→ **GIVEN INSTRUCTION**:
Each line that includes the word "台他励直流发电机" counts once; give the total and nothing more.

→ **SUPPLIED MATERIAL**:
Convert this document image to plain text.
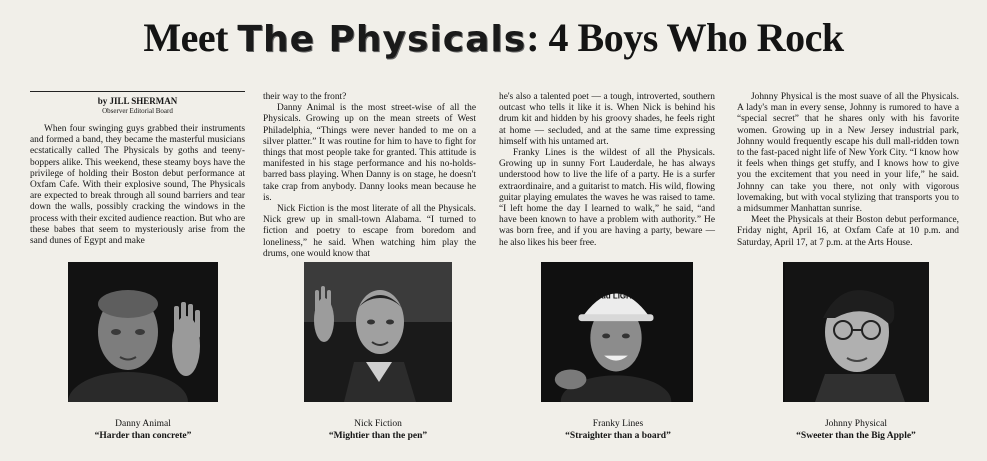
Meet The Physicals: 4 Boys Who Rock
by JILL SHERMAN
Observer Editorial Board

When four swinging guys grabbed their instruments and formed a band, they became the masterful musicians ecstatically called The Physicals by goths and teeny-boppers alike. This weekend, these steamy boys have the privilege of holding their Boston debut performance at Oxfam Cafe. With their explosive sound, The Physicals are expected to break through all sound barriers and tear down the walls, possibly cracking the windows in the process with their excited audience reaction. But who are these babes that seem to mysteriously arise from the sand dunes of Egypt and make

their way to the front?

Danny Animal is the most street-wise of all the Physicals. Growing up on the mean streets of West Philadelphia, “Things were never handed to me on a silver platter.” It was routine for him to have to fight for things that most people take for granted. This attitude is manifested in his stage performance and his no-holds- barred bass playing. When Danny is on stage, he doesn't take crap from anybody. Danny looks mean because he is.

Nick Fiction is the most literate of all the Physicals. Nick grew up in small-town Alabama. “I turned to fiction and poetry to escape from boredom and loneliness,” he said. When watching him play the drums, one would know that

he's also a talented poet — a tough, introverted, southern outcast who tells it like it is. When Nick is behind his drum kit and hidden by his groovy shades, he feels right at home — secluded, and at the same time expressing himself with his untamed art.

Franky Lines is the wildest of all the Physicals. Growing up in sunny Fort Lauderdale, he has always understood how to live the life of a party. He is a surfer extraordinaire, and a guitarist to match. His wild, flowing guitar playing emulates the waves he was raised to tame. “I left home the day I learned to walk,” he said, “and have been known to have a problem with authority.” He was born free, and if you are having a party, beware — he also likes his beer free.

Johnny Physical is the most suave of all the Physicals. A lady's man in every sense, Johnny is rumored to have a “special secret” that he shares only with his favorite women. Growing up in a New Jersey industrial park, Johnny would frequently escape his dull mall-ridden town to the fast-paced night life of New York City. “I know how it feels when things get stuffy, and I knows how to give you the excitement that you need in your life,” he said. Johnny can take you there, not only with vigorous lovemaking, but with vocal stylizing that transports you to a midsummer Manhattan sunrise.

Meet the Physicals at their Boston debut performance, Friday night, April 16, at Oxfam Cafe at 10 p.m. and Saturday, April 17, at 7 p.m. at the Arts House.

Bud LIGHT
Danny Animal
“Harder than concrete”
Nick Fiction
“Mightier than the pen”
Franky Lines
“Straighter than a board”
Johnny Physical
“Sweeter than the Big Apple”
...
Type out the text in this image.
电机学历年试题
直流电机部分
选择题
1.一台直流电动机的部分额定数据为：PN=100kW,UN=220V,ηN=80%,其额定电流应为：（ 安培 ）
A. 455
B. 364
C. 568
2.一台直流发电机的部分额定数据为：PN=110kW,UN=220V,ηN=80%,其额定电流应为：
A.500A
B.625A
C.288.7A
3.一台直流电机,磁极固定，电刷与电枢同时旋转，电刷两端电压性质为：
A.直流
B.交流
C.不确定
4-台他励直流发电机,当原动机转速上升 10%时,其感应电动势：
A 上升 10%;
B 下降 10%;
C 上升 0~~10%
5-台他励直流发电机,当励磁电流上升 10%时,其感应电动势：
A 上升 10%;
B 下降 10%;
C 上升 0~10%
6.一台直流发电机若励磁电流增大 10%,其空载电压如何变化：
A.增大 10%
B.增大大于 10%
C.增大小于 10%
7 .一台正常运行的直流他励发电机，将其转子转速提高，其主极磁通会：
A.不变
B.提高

→ **EXPECTED ANSWER**:
2